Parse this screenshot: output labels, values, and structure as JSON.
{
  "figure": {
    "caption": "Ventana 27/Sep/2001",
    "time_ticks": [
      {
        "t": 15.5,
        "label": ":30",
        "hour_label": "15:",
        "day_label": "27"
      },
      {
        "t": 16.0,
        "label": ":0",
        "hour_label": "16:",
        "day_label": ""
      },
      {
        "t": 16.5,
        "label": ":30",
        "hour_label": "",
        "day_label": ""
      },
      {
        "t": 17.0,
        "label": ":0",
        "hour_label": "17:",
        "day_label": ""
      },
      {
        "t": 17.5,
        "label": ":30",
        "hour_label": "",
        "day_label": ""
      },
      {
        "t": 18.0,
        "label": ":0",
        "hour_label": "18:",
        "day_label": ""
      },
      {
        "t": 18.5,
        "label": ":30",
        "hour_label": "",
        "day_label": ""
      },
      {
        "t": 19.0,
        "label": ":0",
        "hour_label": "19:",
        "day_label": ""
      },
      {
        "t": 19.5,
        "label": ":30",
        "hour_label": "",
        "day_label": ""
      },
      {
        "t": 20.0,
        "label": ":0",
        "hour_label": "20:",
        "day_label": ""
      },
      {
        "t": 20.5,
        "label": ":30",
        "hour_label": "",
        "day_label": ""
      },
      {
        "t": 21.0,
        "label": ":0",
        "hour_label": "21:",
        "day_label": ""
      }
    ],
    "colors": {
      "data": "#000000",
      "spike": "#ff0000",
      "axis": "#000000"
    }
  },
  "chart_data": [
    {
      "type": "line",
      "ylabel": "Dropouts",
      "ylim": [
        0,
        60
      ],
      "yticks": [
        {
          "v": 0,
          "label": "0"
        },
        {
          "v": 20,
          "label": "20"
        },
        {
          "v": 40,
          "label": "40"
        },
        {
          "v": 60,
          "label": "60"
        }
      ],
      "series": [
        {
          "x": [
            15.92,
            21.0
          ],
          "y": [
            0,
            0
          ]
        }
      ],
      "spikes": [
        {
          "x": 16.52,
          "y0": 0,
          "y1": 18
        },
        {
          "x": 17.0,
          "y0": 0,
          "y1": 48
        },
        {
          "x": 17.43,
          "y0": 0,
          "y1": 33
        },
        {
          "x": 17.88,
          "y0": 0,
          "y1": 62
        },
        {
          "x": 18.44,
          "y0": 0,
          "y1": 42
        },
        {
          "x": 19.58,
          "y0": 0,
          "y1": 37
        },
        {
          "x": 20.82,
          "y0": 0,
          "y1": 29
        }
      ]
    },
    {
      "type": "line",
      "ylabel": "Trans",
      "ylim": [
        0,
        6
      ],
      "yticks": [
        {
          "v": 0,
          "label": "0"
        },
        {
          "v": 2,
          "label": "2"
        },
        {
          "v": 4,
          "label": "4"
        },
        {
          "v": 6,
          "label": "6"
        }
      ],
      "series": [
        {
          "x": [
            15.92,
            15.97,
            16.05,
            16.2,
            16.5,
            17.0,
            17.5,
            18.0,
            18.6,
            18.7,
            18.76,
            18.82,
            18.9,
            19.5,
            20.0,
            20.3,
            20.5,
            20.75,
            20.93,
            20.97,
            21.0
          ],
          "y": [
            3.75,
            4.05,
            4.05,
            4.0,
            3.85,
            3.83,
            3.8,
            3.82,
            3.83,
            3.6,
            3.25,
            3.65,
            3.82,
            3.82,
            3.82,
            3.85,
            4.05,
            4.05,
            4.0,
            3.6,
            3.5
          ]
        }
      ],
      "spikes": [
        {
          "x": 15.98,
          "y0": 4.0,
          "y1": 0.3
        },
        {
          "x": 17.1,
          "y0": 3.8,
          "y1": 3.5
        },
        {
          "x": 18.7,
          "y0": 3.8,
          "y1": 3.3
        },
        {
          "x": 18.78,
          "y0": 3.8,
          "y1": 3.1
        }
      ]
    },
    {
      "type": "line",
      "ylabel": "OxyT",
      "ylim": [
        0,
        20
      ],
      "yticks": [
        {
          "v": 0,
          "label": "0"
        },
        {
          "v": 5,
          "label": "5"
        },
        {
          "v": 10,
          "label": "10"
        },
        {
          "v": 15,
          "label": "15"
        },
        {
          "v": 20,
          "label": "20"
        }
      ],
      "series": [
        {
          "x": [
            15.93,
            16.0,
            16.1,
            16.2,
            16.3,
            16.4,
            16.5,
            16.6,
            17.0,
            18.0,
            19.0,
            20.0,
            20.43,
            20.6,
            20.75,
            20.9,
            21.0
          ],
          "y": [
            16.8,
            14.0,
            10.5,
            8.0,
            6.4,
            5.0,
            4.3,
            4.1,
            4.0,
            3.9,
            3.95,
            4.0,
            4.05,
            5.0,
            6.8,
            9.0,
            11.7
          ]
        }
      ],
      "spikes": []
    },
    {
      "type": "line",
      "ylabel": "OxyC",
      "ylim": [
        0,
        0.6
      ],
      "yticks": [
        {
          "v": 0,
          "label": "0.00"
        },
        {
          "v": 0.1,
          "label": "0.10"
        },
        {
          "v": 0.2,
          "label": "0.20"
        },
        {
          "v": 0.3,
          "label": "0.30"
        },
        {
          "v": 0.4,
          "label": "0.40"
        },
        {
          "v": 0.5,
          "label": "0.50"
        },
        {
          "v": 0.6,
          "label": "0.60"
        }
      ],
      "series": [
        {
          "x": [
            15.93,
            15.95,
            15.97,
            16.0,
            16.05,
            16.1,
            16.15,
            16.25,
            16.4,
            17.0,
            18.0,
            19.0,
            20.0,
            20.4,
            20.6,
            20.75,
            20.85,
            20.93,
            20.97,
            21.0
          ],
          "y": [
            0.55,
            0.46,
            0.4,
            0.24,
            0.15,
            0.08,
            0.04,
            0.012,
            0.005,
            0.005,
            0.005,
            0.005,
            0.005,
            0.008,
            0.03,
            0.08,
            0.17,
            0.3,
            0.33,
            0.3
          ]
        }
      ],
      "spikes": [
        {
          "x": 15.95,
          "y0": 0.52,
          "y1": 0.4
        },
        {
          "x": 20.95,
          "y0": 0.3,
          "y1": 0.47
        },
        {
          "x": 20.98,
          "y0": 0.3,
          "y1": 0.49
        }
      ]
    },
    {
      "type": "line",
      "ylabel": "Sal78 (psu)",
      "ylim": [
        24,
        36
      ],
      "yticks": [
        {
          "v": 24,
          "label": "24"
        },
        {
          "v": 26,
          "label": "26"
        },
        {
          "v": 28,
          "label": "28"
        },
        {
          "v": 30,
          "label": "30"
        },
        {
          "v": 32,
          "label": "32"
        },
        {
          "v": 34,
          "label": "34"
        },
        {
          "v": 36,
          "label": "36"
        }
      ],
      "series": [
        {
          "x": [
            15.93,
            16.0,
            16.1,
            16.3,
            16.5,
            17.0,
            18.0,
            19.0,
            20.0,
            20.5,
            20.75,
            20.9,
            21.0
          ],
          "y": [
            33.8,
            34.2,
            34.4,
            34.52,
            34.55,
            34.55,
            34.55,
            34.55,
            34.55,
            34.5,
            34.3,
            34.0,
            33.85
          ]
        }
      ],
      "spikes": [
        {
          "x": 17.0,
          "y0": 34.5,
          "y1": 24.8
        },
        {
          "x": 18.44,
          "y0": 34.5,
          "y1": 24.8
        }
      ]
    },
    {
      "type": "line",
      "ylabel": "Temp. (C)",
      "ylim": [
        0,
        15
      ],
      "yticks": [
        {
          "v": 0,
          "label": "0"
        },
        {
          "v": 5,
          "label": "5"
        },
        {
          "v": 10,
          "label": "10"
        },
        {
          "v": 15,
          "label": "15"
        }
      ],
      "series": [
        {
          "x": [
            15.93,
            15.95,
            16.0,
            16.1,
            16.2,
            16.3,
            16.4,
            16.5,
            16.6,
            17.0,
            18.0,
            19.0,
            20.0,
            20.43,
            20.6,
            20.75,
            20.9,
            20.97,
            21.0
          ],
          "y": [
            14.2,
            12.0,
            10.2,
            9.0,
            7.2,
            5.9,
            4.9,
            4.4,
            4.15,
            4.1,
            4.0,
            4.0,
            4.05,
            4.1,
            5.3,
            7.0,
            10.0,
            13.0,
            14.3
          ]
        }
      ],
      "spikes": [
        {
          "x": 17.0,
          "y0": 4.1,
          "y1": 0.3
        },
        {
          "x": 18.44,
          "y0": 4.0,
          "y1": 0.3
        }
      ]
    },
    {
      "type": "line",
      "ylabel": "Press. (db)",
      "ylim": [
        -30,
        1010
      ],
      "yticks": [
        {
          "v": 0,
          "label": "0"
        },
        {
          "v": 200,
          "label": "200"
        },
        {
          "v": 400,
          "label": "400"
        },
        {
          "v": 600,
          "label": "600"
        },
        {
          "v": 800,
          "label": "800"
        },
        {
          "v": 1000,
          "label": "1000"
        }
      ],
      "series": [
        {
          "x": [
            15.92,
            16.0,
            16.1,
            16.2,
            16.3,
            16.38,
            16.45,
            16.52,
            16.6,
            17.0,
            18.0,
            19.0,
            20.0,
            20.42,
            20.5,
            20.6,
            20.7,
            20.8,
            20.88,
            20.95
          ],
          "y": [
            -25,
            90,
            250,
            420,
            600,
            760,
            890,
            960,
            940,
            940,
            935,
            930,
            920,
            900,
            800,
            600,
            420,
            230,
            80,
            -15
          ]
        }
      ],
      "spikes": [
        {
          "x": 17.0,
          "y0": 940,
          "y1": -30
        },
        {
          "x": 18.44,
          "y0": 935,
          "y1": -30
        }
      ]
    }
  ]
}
----------------------------------------
Check each line above for the word "ylabel" and copy the ones that have it.

Written response —
      "ylabel": "Dropouts",
      "ylabel": "Trans",
      "ylabel": "OxyT",
      "ylabel": "OxyC",
      "ylabel": "Sal78 (psu)",
      "ylabel": "Temp. (C)",
      "ylabel": "Press. (db)",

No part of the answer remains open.